RECORDS TO USE ::
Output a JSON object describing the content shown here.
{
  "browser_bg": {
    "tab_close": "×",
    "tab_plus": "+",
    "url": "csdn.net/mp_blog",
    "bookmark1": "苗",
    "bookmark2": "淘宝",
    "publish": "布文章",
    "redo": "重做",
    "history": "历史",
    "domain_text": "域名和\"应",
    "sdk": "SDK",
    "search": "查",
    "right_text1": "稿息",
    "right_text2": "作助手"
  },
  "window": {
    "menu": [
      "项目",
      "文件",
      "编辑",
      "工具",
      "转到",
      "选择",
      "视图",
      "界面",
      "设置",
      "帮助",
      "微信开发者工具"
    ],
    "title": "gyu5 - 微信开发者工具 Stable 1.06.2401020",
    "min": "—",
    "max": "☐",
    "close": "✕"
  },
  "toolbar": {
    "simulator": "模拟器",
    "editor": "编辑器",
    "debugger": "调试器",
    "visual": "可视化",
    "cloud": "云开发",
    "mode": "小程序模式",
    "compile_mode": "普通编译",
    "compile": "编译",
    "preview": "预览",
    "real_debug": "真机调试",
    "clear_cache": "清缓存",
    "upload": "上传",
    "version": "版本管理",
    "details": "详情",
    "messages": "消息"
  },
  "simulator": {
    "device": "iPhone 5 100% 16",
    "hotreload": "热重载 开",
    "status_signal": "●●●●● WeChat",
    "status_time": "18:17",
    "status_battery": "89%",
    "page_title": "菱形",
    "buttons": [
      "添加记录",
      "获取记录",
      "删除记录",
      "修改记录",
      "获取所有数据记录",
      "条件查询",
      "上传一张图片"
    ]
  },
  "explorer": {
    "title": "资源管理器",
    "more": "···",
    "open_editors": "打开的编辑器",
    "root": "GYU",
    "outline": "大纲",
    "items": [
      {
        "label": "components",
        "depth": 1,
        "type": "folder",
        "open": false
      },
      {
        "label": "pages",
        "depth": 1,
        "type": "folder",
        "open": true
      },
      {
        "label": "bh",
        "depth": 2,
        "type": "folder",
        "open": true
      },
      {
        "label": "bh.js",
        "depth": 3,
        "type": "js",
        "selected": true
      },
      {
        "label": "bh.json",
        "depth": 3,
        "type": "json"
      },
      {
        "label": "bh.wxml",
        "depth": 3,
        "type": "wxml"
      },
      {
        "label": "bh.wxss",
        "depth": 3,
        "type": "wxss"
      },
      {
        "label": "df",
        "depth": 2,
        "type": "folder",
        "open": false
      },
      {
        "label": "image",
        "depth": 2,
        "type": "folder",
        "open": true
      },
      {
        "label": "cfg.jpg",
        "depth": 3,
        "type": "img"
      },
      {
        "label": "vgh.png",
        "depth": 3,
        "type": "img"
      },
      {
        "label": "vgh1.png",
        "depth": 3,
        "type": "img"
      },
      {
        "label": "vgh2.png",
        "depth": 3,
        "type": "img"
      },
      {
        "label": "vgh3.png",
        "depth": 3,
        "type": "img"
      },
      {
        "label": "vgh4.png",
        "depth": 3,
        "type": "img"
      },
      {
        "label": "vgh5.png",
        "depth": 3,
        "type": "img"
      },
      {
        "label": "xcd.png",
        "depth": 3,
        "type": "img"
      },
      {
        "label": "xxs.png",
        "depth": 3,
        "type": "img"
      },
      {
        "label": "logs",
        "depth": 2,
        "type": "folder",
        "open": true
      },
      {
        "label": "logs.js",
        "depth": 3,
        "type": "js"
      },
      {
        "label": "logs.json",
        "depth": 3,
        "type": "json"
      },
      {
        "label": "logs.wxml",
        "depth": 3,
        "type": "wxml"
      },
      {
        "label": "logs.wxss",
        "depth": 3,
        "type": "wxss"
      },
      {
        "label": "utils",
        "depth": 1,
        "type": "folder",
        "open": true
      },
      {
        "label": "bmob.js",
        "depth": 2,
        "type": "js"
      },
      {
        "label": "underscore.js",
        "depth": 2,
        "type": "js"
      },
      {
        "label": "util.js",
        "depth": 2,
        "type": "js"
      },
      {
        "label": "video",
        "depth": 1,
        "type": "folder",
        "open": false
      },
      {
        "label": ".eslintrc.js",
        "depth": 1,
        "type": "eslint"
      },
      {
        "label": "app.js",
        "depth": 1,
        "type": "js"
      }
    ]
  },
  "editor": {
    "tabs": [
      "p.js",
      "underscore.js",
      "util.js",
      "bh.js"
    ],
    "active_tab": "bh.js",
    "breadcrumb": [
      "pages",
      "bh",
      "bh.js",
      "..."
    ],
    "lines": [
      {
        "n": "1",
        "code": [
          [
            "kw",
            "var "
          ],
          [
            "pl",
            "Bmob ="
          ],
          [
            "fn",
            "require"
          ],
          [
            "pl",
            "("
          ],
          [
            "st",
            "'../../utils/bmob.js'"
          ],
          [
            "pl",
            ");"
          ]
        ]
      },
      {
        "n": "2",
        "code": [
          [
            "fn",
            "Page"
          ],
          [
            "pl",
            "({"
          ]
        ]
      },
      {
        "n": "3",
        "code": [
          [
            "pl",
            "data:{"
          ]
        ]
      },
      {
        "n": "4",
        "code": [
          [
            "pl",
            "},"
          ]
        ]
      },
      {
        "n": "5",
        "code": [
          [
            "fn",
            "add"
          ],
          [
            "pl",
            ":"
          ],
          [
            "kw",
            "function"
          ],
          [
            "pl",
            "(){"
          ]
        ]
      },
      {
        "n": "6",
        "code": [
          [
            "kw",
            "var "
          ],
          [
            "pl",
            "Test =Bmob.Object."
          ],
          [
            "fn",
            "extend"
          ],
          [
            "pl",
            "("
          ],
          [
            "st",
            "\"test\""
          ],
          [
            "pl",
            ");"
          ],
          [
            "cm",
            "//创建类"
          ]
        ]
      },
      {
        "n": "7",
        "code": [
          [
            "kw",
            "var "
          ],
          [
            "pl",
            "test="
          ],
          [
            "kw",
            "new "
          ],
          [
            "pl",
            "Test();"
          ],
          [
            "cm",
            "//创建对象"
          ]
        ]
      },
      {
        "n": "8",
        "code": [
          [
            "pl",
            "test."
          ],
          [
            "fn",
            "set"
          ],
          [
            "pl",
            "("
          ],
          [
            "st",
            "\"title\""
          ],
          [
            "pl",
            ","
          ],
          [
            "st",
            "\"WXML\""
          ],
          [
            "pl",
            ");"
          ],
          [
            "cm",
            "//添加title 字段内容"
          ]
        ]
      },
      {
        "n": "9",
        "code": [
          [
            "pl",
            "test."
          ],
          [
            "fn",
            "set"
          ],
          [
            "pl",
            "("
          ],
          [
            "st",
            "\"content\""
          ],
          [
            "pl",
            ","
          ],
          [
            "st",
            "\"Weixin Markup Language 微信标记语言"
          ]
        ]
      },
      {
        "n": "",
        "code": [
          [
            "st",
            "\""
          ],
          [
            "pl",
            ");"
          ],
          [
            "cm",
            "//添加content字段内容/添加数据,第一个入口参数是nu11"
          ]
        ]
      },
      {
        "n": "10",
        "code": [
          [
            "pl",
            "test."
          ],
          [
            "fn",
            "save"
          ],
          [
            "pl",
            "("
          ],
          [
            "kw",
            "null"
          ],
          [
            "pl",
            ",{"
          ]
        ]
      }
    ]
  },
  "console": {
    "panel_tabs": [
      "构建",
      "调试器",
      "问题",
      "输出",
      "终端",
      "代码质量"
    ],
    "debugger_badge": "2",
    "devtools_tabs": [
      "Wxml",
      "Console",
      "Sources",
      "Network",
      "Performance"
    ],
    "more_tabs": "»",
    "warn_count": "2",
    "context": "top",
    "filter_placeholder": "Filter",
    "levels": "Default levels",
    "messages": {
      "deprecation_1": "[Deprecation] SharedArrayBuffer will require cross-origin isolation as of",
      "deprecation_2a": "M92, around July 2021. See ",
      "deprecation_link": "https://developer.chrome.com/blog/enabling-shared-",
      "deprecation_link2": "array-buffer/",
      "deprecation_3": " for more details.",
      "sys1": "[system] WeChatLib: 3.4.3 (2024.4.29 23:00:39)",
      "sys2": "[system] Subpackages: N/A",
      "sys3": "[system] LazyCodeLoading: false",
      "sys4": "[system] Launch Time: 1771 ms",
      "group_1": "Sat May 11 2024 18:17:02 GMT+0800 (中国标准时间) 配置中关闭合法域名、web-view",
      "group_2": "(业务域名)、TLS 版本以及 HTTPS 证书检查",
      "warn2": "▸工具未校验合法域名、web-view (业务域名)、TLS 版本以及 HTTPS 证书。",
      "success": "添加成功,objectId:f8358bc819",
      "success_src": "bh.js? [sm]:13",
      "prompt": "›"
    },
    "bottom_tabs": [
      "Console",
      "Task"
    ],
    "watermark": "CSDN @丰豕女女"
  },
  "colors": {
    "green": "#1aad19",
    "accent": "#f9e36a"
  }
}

OBJECTIVE :: Search the listing for the word "版本以及" and return each line that holds it.

FULL ANSWER ::
      "group_2": "(业务域名)、TLS 版本以及 HTTPS 证书检查",
      "warn2": "▸工具未校验合法域名、web-view (业务域名)、TLS 版本以及 HTTPS 证书。",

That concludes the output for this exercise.